### Data listing
═══

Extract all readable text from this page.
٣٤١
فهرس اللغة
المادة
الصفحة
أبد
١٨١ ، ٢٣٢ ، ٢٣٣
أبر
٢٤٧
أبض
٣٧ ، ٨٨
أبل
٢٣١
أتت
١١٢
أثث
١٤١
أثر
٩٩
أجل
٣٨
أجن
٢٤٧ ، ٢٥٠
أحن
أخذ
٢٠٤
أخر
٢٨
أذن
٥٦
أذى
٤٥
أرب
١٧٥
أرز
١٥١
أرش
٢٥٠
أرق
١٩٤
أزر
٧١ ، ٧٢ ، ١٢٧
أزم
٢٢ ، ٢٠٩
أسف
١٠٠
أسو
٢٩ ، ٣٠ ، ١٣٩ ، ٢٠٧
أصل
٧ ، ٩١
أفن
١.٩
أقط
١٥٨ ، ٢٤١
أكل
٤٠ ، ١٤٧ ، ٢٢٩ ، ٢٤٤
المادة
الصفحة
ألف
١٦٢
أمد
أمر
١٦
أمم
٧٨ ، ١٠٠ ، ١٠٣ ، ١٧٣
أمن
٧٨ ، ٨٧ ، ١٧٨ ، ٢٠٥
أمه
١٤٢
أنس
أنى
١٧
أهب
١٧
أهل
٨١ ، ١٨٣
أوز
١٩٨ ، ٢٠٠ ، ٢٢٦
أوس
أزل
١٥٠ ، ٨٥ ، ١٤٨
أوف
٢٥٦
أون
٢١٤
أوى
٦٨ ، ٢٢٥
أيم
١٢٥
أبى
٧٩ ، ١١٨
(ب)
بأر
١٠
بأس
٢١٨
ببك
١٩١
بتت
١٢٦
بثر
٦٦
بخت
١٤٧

═══

### Description of the task
Take the listing above and set it down exactly.

### Task response
Extract all readable text from this page.
٣٤١
فهرس اللغة
المادة
الصفحة
أبد
١٨١ ، ٢٣٢ ، ٢٣٣
أبر
٢٤٧
أبض
٣٧ ، ٨٨
أبل
٢٣١
أتت
١١٢
أثث
١٤١
أثر
٩٩
أجل
٣٨
أجن
٢٤٧ ، ٢٥٠
أحن
أخذ
٢٠٤
أخر
٢٨
أذن
٥٦
أذى
٤٥
أرب
١٧٥
أرز
١٥١
أرش
٢٥٠
أرق
١٩٤
أزر
٧١ ، ٧٢ ، ١٢٧
أزم
٢٢ ، ٢٠٩
أسف
١٠٠
أسو
٢٩ ، ٣٠ ، ١٣٩ ، ٢٠٧
أصل
٧ ، ٩١
أفن
١.٩
أقط
١٥٨ ، ٢٤١
أكل
٤٠ ، ١٤٧ ، ٢٢٩ ، ٢٤٤
المادة
الصفحة
ألف
١٦٢
أمد
أمر
١٦
أمم
٧٨ ، ١٠٠ ، ١٠٣ ، ١٧٣
أمن
٧٨ ، ٨٧ ، ١٧٨ ، ٢٠٥
أمه
١٤٢
أنس
أنى
١٧
أهب
١٧
أهل
٨١ ، ١٨٣
أوز
١٩٨ ، ٢٠٠ ، ٢٢٦
أوس
أزل
١٥٠ ، ٨٥ ، ١٤٨
أوف
٢٥٦
أون
٢١٤
أوى
٦٨ ، ٢٢٥
أيم
١٢٥
أبى
٧٩ ، ١١٨
(ب)
بأر
١٠
بأس
٢١٨
ببك
١٩١
بتت
١٢٦
بثر
٦٦
بخت
١٤٧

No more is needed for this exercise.